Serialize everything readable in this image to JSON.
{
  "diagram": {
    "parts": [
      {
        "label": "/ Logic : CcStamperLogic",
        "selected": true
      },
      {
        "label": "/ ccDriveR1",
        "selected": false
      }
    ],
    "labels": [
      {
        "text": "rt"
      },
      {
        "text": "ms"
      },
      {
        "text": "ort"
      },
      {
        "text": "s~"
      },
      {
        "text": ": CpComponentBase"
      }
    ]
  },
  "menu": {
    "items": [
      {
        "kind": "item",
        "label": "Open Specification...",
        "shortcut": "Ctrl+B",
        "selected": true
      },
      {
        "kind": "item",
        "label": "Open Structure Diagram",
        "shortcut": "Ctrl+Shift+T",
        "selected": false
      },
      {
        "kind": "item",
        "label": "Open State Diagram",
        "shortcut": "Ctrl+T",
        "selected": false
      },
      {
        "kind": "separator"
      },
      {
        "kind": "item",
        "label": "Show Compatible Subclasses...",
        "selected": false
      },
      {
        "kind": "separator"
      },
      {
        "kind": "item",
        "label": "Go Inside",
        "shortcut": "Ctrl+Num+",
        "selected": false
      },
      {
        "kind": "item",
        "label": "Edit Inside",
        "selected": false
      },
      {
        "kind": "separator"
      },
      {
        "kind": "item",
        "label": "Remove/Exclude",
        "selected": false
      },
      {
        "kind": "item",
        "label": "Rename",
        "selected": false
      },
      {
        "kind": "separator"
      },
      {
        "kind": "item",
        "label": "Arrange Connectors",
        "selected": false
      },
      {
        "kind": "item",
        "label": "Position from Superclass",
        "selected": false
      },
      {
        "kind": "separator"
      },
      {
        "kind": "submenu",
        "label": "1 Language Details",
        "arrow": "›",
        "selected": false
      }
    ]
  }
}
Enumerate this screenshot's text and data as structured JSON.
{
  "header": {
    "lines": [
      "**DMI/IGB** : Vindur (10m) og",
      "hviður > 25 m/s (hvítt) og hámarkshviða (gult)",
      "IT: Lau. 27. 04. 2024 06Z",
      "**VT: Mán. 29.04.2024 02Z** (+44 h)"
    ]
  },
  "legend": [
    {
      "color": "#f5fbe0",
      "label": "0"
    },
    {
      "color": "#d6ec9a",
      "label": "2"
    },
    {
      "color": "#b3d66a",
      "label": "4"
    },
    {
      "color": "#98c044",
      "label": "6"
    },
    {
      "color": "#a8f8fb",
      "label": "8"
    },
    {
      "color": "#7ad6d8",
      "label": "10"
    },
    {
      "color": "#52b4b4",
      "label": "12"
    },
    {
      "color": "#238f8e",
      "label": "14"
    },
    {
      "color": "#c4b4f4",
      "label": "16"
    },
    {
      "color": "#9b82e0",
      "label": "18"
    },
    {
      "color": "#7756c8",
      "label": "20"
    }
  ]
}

» **EXERCISE REQUIREMENTS**
From the records above, please extract every line and repeat it exactly.

» **FINISHED EXERCISE**
Serialize everything readable in this image to JSON.
{
  "diagram": {
    "parts": [
      {
        "label": "/ Logic : CcStamperLogic",
        "selected": true
      },
      {
        "label": "/ ccDriveR1",
        "selected": false
      }
    ],
    "labels": [
      {
        "text": "rt"
      },
      {
        "text": "ms"
      },
      {
        "text": "ort"
      },
      {
        "text": "s~"
      },
      {
        "text": ": CpComponentBase"
      }
    ]
  },
  "menu": {
    "items": [
      {
        "kind": "item",
        "label": "Open Specification...",
        "shortcut": "Ctrl+B",
        "selected": true
      },
      {
        "kind": "item",
        "label": "Open Structure Diagram",
        "shortcut": "Ctrl+Shift+T",
        "selected": false
      },
      {
        "kind": "item",
        "label": "Open State Diagram",
        "shortcut": "Ctrl+T",
        "selected": false
      },
      {
        "kind": "separator"
      },
      {
        "kind": "item",
        "label": "Show Compatible Subclasses...",
        "selected": false
      },
      {
        "kind": "separator"
      },
      {
        "kind": "item",
        "label": "Go Inside",
        "shortcut": "Ctrl+Num+",
        "selected": false
      },
      {
        "kind": "item",
        "label": "Edit Inside",
        "selected": false
      },
      {
        "kind": "separator"
      },
      {
        "kind": "item",
        "label": "Remove/Exclude",
        "selected": false
      },
      {
        "kind": "item",
        "label": "Rename",
        "selected": false
      },
      {
        "kind": "separator"
      },
      {
        "kind": "item",
        "label": "Arrange Connectors",
        "selected": false
      },
      {
        "kind": "item",
        "label": "Position from Superclass",
        "selected": false
      },
      {
        "kind": "separator"
      },
      {
        "kind": "submenu",
        "label": "1 Language Details",
        "arrow": "›",
        "selected": false
      }
    ]
  }
}
Enumerate this screenshot's text and data as structured JSON.
{
  "header": {
    "lines": [
      "**DMI/IGB** : Vindur (10m) og",
      "hviður > 25 m/s (hvítt) og hámarkshviða (gult)",
      "IT: Lau. 27. 04. 2024 06Z",
      "**VT: Mán. 29.04.2024 02Z** (+44 h)"
    ]
  },
  "legend": [
    {
      "color": "#f5fbe0",
      "label": "0"
    },
    {
      "color": "#d6ec9a",
      "label": "2"
    },
    {
      "color": "#b3d66a",
      "label": "4"
    },
    {
      "color": "#98c044",
      "label": "6"
    },
    {
      "color": "#a8f8fb",
      "label": "8"
    },
    {
      "color": "#7ad6d8",
      "label": "10"
    },
    {
      "color": "#52b4b4",
      "label": "12"
    },
    {
      "color": "#238f8e",
      "label": "14"
    },
    {
      "color": "#c4b4f4",
      "label": "16"
    },
    {
      "color": "#9b82e0",
      "label": "18"
    },
    {
      "color": "#7756c8",
      "label": "20"
    }
  ]
}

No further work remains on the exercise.